The records »
• • • •

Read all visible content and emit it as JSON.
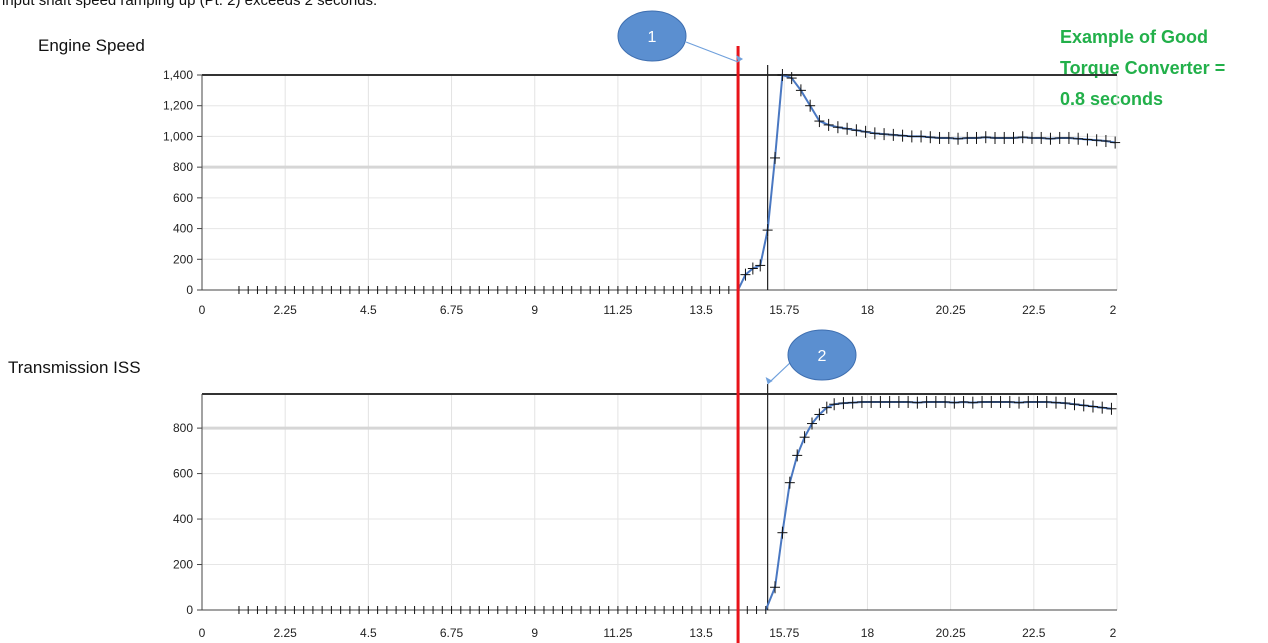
{
  "top_text": "input shaft speed ramping up (Pt. 2) exceeds 2 seconds.",
  "annotation": {
    "lines": [
      "Example of Good",
      "Torque Converter =",
      "0.8 seconds"
    ],
    "color": "#22b04a"
  },
  "markers": [
    {
      "label": "1",
      "chart": 0,
      "target_x": 14.5
    },
    {
      "label": "2",
      "chart": 1,
      "target_x": 15.3
    }
  ],
  "red_line_x": 14.5,
  "colors": {
    "series": "#4a78c2",
    "marker_fill": "#5b8fd0",
    "red_line": "#e8131a",
    "point_mark": "#111111"
  },
  "chart_data": [
    {
      "type": "line",
      "title": "Engine Speed",
      "x_ticks": [
        "0",
        "2.25",
        "4.5",
        "6.75",
        "9",
        "11.25",
        "13.5",
        "15.75",
        "18",
        "20.25",
        "22.5",
        "2"
      ],
      "y_ticks": [
        "0",
        "200",
        "400",
        "600",
        "800",
        "1,000",
        "1,200",
        "1,400"
      ],
      "xlim": [
        0,
        24.75
      ],
      "ylim": [
        0,
        1400
      ],
      "grid": true,
      "vertical_cursor_x": 15.3,
      "series": [
        {
          "x": [
            1,
            1.25,
            1.5,
            1.75,
            2,
            2.25,
            2.5,
            2.75,
            3,
            3.25,
            3.5,
            3.75,
            4,
            4.25,
            4.5,
            4.75,
            5,
            5.25,
            5.5,
            5.75,
            6,
            6.25,
            6.5,
            6.75,
            7,
            7.25,
            7.5,
            7.75,
            8,
            8.25,
            8.5,
            8.75,
            9,
            9.25,
            9.5,
            9.75,
            10,
            10.25,
            10.5,
            10.75,
            11,
            11.25,
            11.5,
            11.75,
            12,
            12.25,
            12.5,
            12.75,
            13,
            13.25,
            13.5,
            13.75,
            14,
            14.25,
            14.5,
            14.7,
            14.9,
            15.1,
            15.3,
            15.5,
            15.7,
            15.95,
            16.2,
            16.45,
            16.7,
            16.95,
            17.2,
            17.45,
            17.7,
            17.95,
            18.2,
            18.45,
            18.7,
            18.95,
            19.2,
            19.45,
            19.7,
            19.95,
            20.2,
            20.45,
            20.7,
            20.95,
            21.2,
            21.45,
            21.7,
            21.95,
            22.2,
            22.45,
            22.7,
            22.95,
            23.2,
            23.45,
            23.7,
            23.95,
            24.2,
            24.45,
            24.7
          ],
          "y": [
            0,
            0,
            0,
            0,
            0,
            0,
            0,
            0,
            0,
            0,
            0,
            0,
            0,
            0,
            0,
            0,
            0,
            0,
            0,
            0,
            0,
            0,
            0,
            0,
            0,
            0,
            0,
            0,
            0,
            0,
            0,
            0,
            0,
            0,
            0,
            0,
            0,
            0,
            0,
            0,
            0,
            0,
            0,
            0,
            0,
            0,
            0,
            0,
            0,
            0,
            0,
            0,
            0,
            0,
            0,
            100,
            140,
            160,
            390,
            860,
            1400,
            1380,
            1300,
            1200,
            1100,
            1075,
            1060,
            1050,
            1040,
            1030,
            1020,
            1015,
            1010,
            1005,
            1000,
            1000,
            995,
            990,
            990,
            985,
            990,
            990,
            995,
            990,
            990,
            990,
            995,
            990,
            990,
            985,
            990,
            990,
            985,
            980,
            975,
            970,
            960
          ]
        }
      ]
    },
    {
      "type": "line",
      "title": "Transmission  ISS",
      "x_ticks": [
        "0",
        "2.25",
        "4.5",
        "6.75",
        "9",
        "11.25",
        "13.5",
        "15.75",
        "18",
        "20.25",
        "22.5",
        "2"
      ],
      "y_ticks": [
        "0",
        "200",
        "400",
        "600",
        "800"
      ],
      "xlim": [
        0,
        24.75
      ],
      "ylim": [
        0,
        950
      ],
      "grid": true,
      "vertical_cursor_x": 15.3,
      "series": [
        {
          "x": [
            1,
            1.25,
            1.5,
            1.75,
            2,
            2.25,
            2.5,
            2.75,
            3,
            3.25,
            3.5,
            3.75,
            4,
            4.25,
            4.5,
            4.75,
            5,
            5.25,
            5.5,
            5.75,
            6,
            6.25,
            6.5,
            6.75,
            7,
            7.25,
            7.5,
            7.75,
            8,
            8.25,
            8.5,
            8.75,
            9,
            9.25,
            9.5,
            9.75,
            10,
            10.25,
            10.5,
            10.75,
            11,
            11.25,
            11.5,
            11.75,
            12,
            12.25,
            12.5,
            12.75,
            13,
            13.25,
            13.5,
            13.75,
            14,
            14.25,
            14.5,
            14.75,
            15,
            15.25,
            15.5,
            15.7,
            15.9,
            16.1,
            16.3,
            16.5,
            16.7,
            16.9,
            17.1,
            17.35,
            17.6,
            17.85,
            18.1,
            18.35,
            18.6,
            18.85,
            19.1,
            19.35,
            19.6,
            19.85,
            20.1,
            20.35,
            20.6,
            20.85,
            21.1,
            21.35,
            21.6,
            21.85,
            22.1,
            22.35,
            22.6,
            22.85,
            23.1,
            23.35,
            23.6,
            23.85,
            24.1,
            24.35,
            24.6
          ],
          "y": [
            0,
            0,
            0,
            0,
            0,
            0,
            0,
            0,
            0,
            0,
            0,
            0,
            0,
            0,
            0,
            0,
            0,
            0,
            0,
            0,
            0,
            0,
            0,
            0,
            0,
            0,
            0,
            0,
            0,
            0,
            0,
            0,
            0,
            0,
            0,
            0,
            0,
            0,
            0,
            0,
            0,
            0,
            0,
            0,
            0,
            0,
            0,
            0,
            0,
            0,
            0,
            0,
            0,
            0,
            0,
            0,
            0,
            0,
            100,
            340,
            560,
            680,
            760,
            820,
            860,
            890,
            905,
            910,
            912,
            915,
            915,
            915,
            915,
            915,
            915,
            912,
            915,
            915,
            915,
            912,
            915,
            912,
            915,
            915,
            915,
            915,
            912,
            915,
            915,
            915,
            912,
            910,
            905,
            900,
            895,
            890,
            885
          ]
        }
      ]
    }
  ]
}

• • • •

Description of the task »
Excluding the pictures, restate the records above word for word.

Final result »
Read all visible content and emit it as JSON.
{
  "top_text": "input shaft speed ramping up (Pt. 2) exceeds 2 seconds.",
  "annotation": {
    "lines": [
      "Example of Good",
      "Torque Converter =",
      "0.8 seconds"
    ],
    "color": "#22b04a"
  },
  "markers": [
    {
      "label": "1",
      "chart": 0,
      "target_x": 14.5
    },
    {
      "label": "2",
      "chart": 1,
      "target_x": 15.3
    }
  ],
  "red_line_x": 14.5,
  "colors": {
    "series": "#4a78c2",
    "marker_fill": "#5b8fd0",
    "red_line": "#e8131a",
    "point_mark": "#111111"
  },
  "chart_data": [
    {
      "type": "line",
      "title": "Engine Speed",
      "x_ticks": [
        "0",
        "2.25",
        "4.5",
        "6.75",
        "9",
        "11.25",
        "13.5",
        "15.75",
        "18",
        "20.25",
        "22.5",
        "2"
      ],
      "y_ticks": [
        "0",
        "200",
        "400",
        "600",
        "800",
        "1,000",
        "1,200",
        "1,400"
      ],
      "xlim": [
        0,
        24.75
      ],
      "ylim": [
        0,
        1400
      ],
      "grid": true,
      "vertical_cursor_x": 15.3,
      "series": [
        {
          "x": [
            1,
            1.25,
            1.5,
            1.75,
            2,
            2.25,
            2.5,
            2.75,
            3,
            3.25,
            3.5,
            3.75,
            4,
            4.25,
            4.5,
            4.75,
            5,
            5.25,
            5.5,
            5.75,
            6,
            6.25,
            6.5,
            6.75,
            7,
            7.25,
            7.5,
            7.75,
            8,
            8.25,
            8.5,
            8.75,
            9,
            9.25,
            9.5,
            9.75,
            10,
            10.25,
            10.5,
            10.75,
            11,
            11.25,
            11.5,
            11.75,
            12,
            12.25,
            12.5,
            12.75,
            13,
            13.25,
            13.5,
            13.75,
            14,
            14.25,
            14.5,
            14.7,
            14.9,
            15.1,
            15.3,
            15.5,
            15.7,
            15.95,
            16.2,
            16.45,
            16.7,
            16.95,
            17.2,
            17.45,
            17.7,
            17.95,
            18.2,
            18.45,
            18.7,
            18.95,
            19.2,
            19.45,
            19.7,
            19.95,
            20.2,
            20.45,
            20.7,
            20.95,
            21.2,
            21.45,
            21.7,
            21.95,
            22.2,
            22.45,
            22.7,
            22.95,
            23.2,
            23.45,
            23.7,
            23.95,
            24.2,
            24.45,
            24.7
          ],
          "y": [
            0,
            0,
            0,
            0,
            0,
            0,
            0,
            0,
            0,
            0,
            0,
            0,
            0,
            0,
            0,
            0,
            0,
            0,
            0,
            0,
            0,
            0,
            0,
            0,
            0,
            0,
            0,
            0,
            0,
            0,
            0,
            0,
            0,
            0,
            0,
            0,
            0,
            0,
            0,
            0,
            0,
            0,
            0,
            0,
            0,
            0,
            0,
            0,
            0,
            0,
            0,
            0,
            0,
            0,
            0,
            100,
            140,
            160,
            390,
            860,
            1400,
            1380,
            1300,
            1200,
            1100,
            1075,
            1060,
            1050,
            1040,
            1030,
            1020,
            1015,
            1010,
            1005,
            1000,
            1000,
            995,
            990,
            990,
            985,
            990,
            990,
            995,
            990,
            990,
            990,
            995,
            990,
            990,
            985,
            990,
            990,
            985,
            980,
            975,
            970,
            960
          ]
        }
      ]
    },
    {
      "type": "line",
      "title": "Transmission  ISS",
      "x_ticks": [
        "0",
        "2.25",
        "4.5",
        "6.75",
        "9",
        "11.25",
        "13.5",
        "15.75",
        "18",
        "20.25",
        "22.5",
        "2"
      ],
      "y_ticks": [
        "0",
        "200",
        "400",
        "600",
        "800"
      ],
      "xlim": [
        0,
        24.75
      ],
      "ylim": [
        0,
        950
      ],
      "grid": true,
      "vertical_cursor_x": 15.3,
      "series": [
        {
          "x": [
            1,
            1.25,
            1.5,
            1.75,
            2,
            2.25,
            2.5,
            2.75,
            3,
            3.25,
            3.5,
            3.75,
            4,
            4.25,
            4.5,
            4.75,
            5,
            5.25,
            5.5,
            5.75,
            6,
            6.25,
            6.5,
            6.75,
            7,
            7.25,
            7.5,
            7.75,
            8,
            8.25,
            8.5,
            8.75,
            9,
            9.25,
            9.5,
            9.75,
            10,
            10.25,
            10.5,
            10.75,
            11,
            11.25,
            11.5,
            11.75,
            12,
            12.25,
            12.5,
            12.75,
            13,
            13.25,
            13.5,
            13.75,
            14,
            14.25,
            14.5,
            14.75,
            15,
            15.25,
            15.5,
            15.7,
            15.9,
            16.1,
            16.3,
            16.5,
            16.7,
            16.9,
            17.1,
            17.35,
            17.6,
            17.85,
            18.1,
            18.35,
            18.6,
            18.85,
            19.1,
            19.35,
            19.6,
            19.85,
            20.1,
            20.35,
            20.6,
            20.85,
            21.1,
            21.35,
            21.6,
            21.85,
            22.1,
            22.35,
            22.6,
            22.85,
            23.1,
            23.35,
            23.6,
            23.85,
            24.1,
            24.35,
            24.6
          ],
          "y": [
            0,
            0,
            0,
            0,
            0,
            0,
            0,
            0,
            0,
            0,
            0,
            0,
            0,
            0,
            0,
            0,
            0,
            0,
            0,
            0,
            0,
            0,
            0,
            0,
            0,
            0,
            0,
            0,
            0,
            0,
            0,
            0,
            0,
            0,
            0,
            0,
            0,
            0,
            0,
            0,
            0,
            0,
            0,
            0,
            0,
            0,
            0,
            0,
            0,
            0,
            0,
            0,
            0,
            0,
            0,
            0,
            0,
            0,
            100,
            340,
            560,
            680,
            760,
            820,
            860,
            890,
            905,
            910,
            912,
            915,
            915,
            915,
            915,
            915,
            915,
            912,
            915,
            915,
            915,
            912,
            915,
            912,
            915,
            915,
            915,
            915,
            912,
            915,
            915,
            915,
            912,
            910,
            905,
            900,
            895,
            890,
            885
          ]
        }
      ]
    }
  ]
}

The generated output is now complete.